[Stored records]
○ ○ ○ ○ ○
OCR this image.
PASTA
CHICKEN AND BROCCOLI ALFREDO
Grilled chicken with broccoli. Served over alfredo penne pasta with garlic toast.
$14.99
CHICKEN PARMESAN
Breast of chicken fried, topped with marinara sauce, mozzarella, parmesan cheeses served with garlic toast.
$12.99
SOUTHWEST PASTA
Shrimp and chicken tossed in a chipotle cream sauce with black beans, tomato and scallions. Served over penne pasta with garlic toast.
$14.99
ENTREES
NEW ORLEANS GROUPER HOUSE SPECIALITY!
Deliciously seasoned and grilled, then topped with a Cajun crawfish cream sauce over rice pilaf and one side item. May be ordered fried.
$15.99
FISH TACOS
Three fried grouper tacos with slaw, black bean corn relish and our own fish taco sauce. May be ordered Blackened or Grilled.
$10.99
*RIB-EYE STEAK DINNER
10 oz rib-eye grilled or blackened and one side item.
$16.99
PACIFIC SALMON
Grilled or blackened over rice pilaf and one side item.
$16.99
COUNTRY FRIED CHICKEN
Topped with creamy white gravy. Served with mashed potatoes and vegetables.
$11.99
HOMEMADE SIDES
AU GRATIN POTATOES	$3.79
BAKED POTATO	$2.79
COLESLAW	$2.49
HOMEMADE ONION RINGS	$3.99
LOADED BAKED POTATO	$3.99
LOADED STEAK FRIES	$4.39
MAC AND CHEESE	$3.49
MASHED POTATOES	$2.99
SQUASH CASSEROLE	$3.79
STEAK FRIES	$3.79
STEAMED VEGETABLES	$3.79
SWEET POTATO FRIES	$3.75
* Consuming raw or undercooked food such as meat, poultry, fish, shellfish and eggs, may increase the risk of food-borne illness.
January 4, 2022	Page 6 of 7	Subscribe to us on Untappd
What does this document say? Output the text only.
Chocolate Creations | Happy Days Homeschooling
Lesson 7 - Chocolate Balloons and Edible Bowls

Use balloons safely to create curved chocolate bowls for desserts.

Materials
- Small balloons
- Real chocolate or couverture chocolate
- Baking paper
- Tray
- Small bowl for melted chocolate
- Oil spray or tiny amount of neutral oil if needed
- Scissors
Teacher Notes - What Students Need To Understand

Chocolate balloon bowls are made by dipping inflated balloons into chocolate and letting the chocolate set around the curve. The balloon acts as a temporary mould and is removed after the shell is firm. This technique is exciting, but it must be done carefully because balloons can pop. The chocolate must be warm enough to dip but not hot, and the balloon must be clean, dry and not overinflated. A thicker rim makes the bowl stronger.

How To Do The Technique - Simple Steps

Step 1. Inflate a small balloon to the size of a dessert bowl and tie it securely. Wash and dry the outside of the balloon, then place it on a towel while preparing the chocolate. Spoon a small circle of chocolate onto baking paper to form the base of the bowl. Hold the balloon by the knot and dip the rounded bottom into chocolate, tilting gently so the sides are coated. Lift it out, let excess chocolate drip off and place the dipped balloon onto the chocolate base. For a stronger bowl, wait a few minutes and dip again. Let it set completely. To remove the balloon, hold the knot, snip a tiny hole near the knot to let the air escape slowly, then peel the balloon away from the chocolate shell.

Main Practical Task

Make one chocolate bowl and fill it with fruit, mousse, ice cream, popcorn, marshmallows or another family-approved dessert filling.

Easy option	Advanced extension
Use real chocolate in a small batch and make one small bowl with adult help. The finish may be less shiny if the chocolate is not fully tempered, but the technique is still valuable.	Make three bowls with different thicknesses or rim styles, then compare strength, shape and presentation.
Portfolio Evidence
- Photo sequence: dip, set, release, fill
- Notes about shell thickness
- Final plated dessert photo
○ ○ ○ ○ ○
_What you have to do_: Quote the data above in full, changing nothing.

_Solution below_:
OCR this image.
PASTA
CHICKEN AND BROCCOLI ALFREDO
Grilled chicken with broccoli. Served over alfredo penne pasta with garlic toast.
$14.99
CHICKEN PARMESAN
Breast of chicken fried, topped with marinara sauce, mozzarella, parmesan cheeses served with garlic toast.
$12.99
SOUTHWEST PASTA
Shrimp and chicken tossed in a chipotle cream sauce with black beans, tomato and scallions. Served over penne pasta with garlic toast.
$14.99
ENTREES
NEW ORLEANS GROUPER HOUSE SPECIALITY!
Deliciously seasoned and grilled, then topped with a Cajun crawfish cream sauce over rice pilaf and one side item. May be ordered fried.
$15.99
FISH TACOS
Three fried grouper tacos with slaw, black bean corn relish and our own fish taco sauce. May be ordered Blackened or Grilled.
$10.99
*RIB-EYE STEAK DINNER
10 oz rib-eye grilled or blackened and one side item.
$16.99
PACIFIC SALMON
Grilled or blackened over rice pilaf and one side item.
$16.99
COUNTRY FRIED CHICKEN
Topped with creamy white gravy. Served with mashed potatoes and vegetables.
$11.99
HOMEMADE SIDES
AU GRATIN POTATOES	$3.79
BAKED POTATO	$2.79
COLESLAW	$2.49
HOMEMADE ONION RINGS	$3.99
LOADED BAKED POTATO	$3.99
LOADED STEAK FRIES	$4.39
MAC AND CHEESE	$3.49
MASHED POTATOES	$2.99
SQUASH CASSEROLE	$3.79
STEAK FRIES	$3.79
STEAMED VEGETABLES	$3.79
SWEET POTATO FRIES	$3.75
* Consuming raw or undercooked food such as meat, poultry, fish, shellfish and eggs, may increase the risk of food-borne illness.
January 4, 2022	Page 6 of 7	Subscribe to us on Untappd
What does this document say? Output the text only.
Chocolate Creations | Happy Days Homeschooling
Lesson 7 - Chocolate Balloons and Edible Bowls

Use balloons safely to create curved chocolate bowls for desserts.

Materials
- Small balloons
- Real chocolate or couverture chocolate
- Baking paper
- Tray
- Small bowl for melted chocolate
- Oil spray or tiny amount of neutral oil if needed
- Scissors
Teacher Notes - What Students Need To Understand

Chocolate balloon bowls are made by dipping inflated balloons into chocolate and letting the chocolate set around the curve. The balloon acts as a temporary mould and is removed after the shell is firm. This technique is exciting, but it must be done carefully because balloons can pop. The chocolate must be warm enough to dip but not hot, and the balloon must be clean, dry and not overinflated. A thicker rim makes the bowl stronger.

How To Do The Technique - Simple Steps

Step 1. Inflate a small balloon to the size of a dessert bowl and tie it securely. Wash and dry the outside of the balloon, then place it on a towel while preparing the chocolate. Spoon a small circle of chocolate onto baking paper to form the base of the bowl. Hold the balloon by the knot and dip the rounded bottom into chocolate, tilting gently so the sides are coated. Lift it out, let excess chocolate drip off and place the dipped balloon onto the chocolate base. For a stronger bowl, wait a few minutes and dip again. Let it set completely. To remove the balloon, hold the knot, snip a tiny hole near the knot to let the air escape slowly, then peel the balloon away from the chocolate shell.

Main Practical Task

Make one chocolate bowl and fill it with fruit, mousse, ice cream, popcorn, marshmallows or another family-approved dessert filling.

Easy option	Advanced extension
Use real chocolate in a small batch and make one small bowl with adult help. The finish may be less shiny if the chocolate is not fully tempered, but the technique is still valuable.	Make three bowls with different thicknesses or rim styles, then compare strength, shape and presentation.
Portfolio Evidence
- Photo sequence: dip, set, release, fill
- Notes about shell thickness
- Final plated dessert photo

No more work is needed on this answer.